• Brano scelto:
Emanuela Orlandi sepolta nei sotterranei di Castel Sant’Angelo? Siamo a una svolta? A 40 anni dalla scomparsa di Emanuela Orlandi, nel giugno del 1983, il mistero si infittisce.
Questa volta a indicare Castel S. Angelo come tomba di Emanuela Orlandi ci sono alcune intercettazioni telefoniche fatte nel settembre del 1983 dalla Terza Sezione del Reparto Operativo della Legione Carabinieri di Roma e notificate al sostituto procuratore della repubblica Domenico Sica.
Sica era specialista di indagini sul terrorismo e aveva sostituito la collega Margherita Gerunda impegnata a indagare invece nel giro delle amicizie di Emanuela e del parentado.
Le telefonate in questione, una delle quali secondo i carabinieri partita da un numero riservato della Rai, sono state fatte da un uomo e da una donna all’avvocato Gennaro Egidio, all’epoca e per molti anni legale della famiglia Orlandi, nel settembre del 1983: poco più di due mesi dopo la scomparsa della ragazza, avvenuta poco dopo le 7 di sera del 22 giugno.
Le trascrizioni sono 16 e le ha inviate a Sica il maggiore Antonio Ragusa, comandante delle Terza Sezione del Reparto Operativo della Legione Carabinieri di Roma. A me le ha inviate l’ex carabiniere Antonio Goglia, che lo scorso 30 maggio ho intervistato proprio per la sua convinzione che Emanuela sia stata sepolta a Castel Sant’Angelo. Ma di Goglia e di come è nata tale sua convinzione parleremo dopo.
Di queste 16 trascrizioni a citare Castel S. Angelo, in modo alquanto bislacco, sono solo tre, tutte del 7 settembre. Le altre danno l’idea dell’abbondanza di mitomani e segnalazioni sballate che purtroppo hanno prontamente e volenterosamente fatto ala alla scomparsa di Emanuela rendendo impossibili indagini produttive.

• Estratto dei dati:
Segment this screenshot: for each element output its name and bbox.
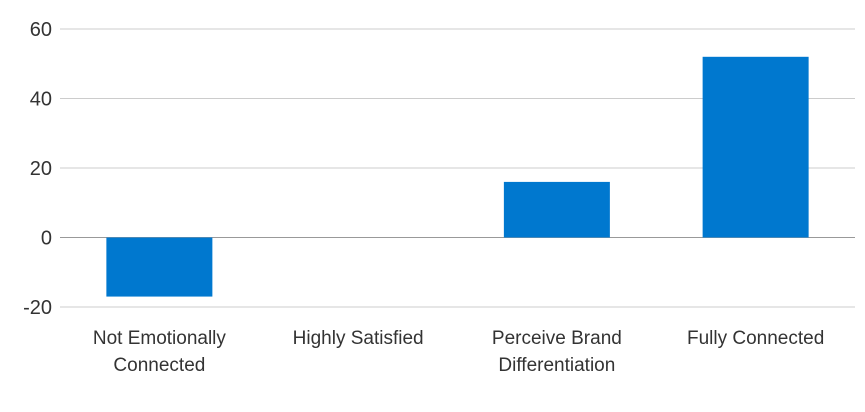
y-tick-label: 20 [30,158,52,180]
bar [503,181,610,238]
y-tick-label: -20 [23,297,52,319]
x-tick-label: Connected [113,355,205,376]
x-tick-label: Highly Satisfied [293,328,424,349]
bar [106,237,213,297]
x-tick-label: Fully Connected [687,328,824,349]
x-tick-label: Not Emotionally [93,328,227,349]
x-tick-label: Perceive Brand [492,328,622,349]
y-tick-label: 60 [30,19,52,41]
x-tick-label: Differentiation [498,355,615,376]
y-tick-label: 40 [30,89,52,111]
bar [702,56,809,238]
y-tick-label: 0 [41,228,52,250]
---
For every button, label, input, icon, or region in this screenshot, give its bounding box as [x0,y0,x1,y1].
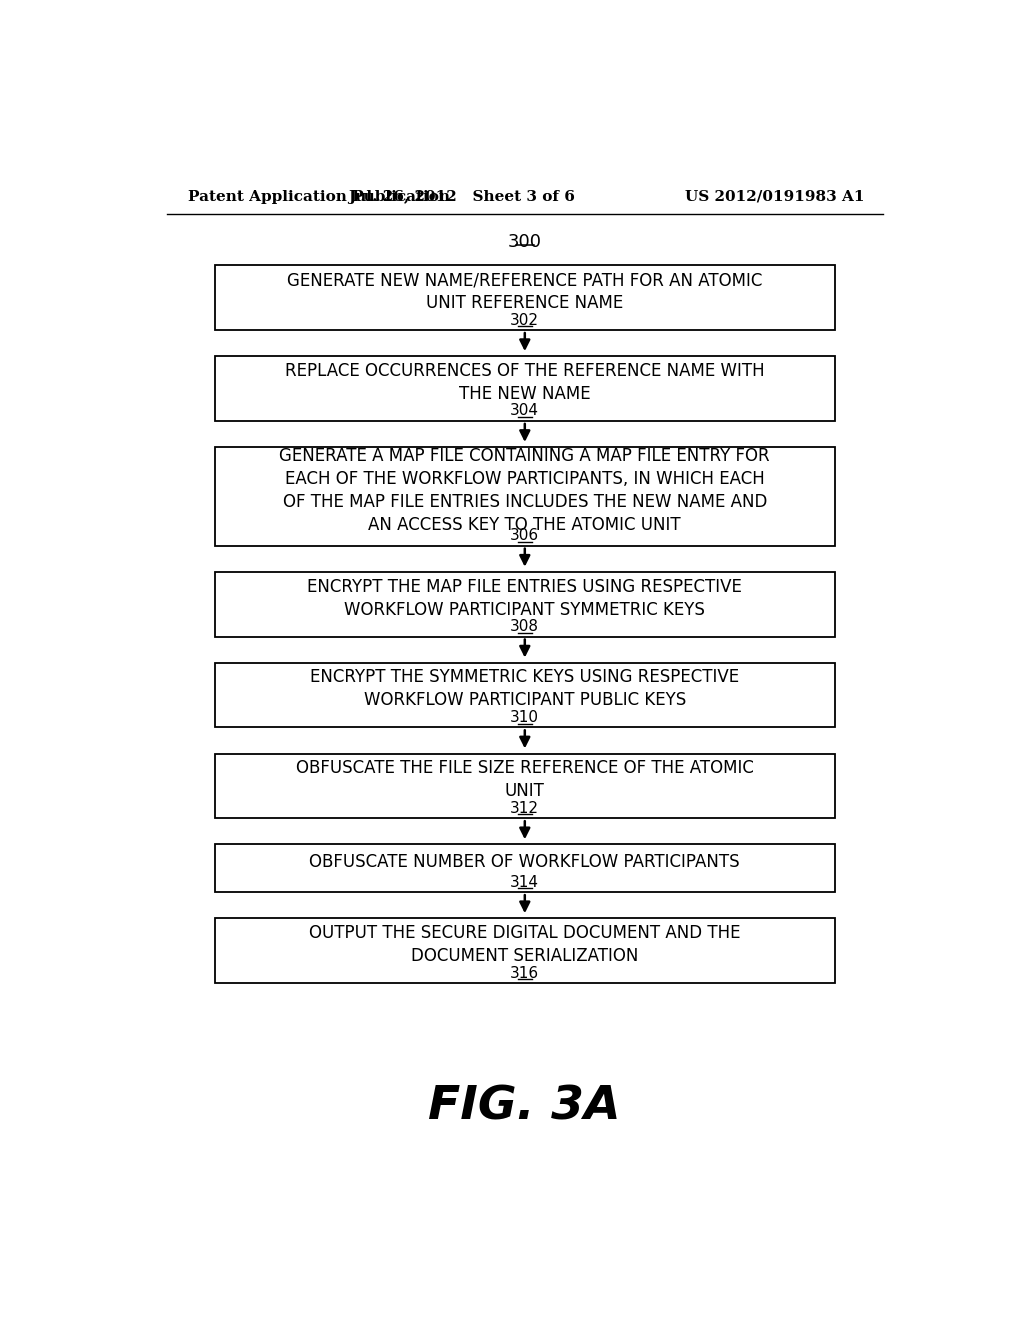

• Compiti da svolgere:
[1] Nel brano sul caso Orlandi, chi inviò a Sica le trascrizioni delle telefonate?
[2] Traduci in inglese questa frase del brano: "Sica era specialista di indagini sul terrorismo e aveva sostituito la collega Margherita Gerunda impegnata a indagare invece nel giro delle amicizie di Emanuela e del parentado."
[3] Restituisci senza modifiche la parte del brano da "Questa volta a" a "del 22 giugno.".

• Soluzioni:
[1] Il maggiore Antonio Ragusa.

[2] Sica was a specialist in terrorism investigations and had replaced his colleague Margherita Gerunda, who was instead busy investigating Emanuela's circle of friends and relatives.

[3]
Questa volta a indicare Castel S. Angelo come tomba di Emanuela Orlandi ci sono alcune intercettazioni telefoniche fatte nel settembre del 1983 dalla Terza Sezione del Reparto Operativo della Legione Carabinieri di Roma e notificate al sostituto procuratore della repubblica Domenico Sica.
Sica era specialista di indagini sul terrorismo e aveva sostituito la collega Margherita Gerunda impegnata a indagare invece nel giro delle amicizie di Emanuela e del parentado.
Le telefonate in questione, una delle quali secondo i carabinieri partita da un numero riservato della Rai, sono state fatte da un uomo e da una donna all’avvocato Gennaro Egidio, all’epoca e per molti anni legale della famiglia Orlandi, nel settembre del 1983: poco più di due mesi dopo la scomparsa della ragazza, avvenuta poco dopo le 7 di sera del 22 giugno.